Description of the task: Pull out every line in the data that has the string "revista" in it.

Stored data
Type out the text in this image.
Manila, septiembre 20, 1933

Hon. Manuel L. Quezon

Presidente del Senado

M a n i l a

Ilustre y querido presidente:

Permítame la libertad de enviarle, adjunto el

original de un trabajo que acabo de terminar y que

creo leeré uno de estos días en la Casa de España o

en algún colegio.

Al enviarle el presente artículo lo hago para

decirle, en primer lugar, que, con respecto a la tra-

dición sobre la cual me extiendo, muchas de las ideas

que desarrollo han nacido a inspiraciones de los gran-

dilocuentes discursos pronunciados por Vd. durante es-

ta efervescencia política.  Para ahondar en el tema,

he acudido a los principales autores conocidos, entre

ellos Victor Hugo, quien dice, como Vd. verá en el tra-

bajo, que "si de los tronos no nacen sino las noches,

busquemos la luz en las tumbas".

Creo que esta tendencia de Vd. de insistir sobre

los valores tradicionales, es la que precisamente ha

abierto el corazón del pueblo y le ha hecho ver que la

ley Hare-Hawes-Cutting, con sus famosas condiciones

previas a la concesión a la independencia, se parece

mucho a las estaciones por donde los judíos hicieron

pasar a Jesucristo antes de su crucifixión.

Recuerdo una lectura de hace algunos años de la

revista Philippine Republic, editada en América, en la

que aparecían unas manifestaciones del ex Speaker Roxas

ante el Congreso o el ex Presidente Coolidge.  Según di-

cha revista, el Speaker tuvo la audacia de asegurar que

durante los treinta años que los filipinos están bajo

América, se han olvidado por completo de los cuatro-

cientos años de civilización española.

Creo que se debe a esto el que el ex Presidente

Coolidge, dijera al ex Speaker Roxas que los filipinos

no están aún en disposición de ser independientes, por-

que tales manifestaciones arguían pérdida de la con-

Problem solution:
revista Philippine Republic, editada en América, en la
cha revista, el Speaker tuvo la audacia de asegurar que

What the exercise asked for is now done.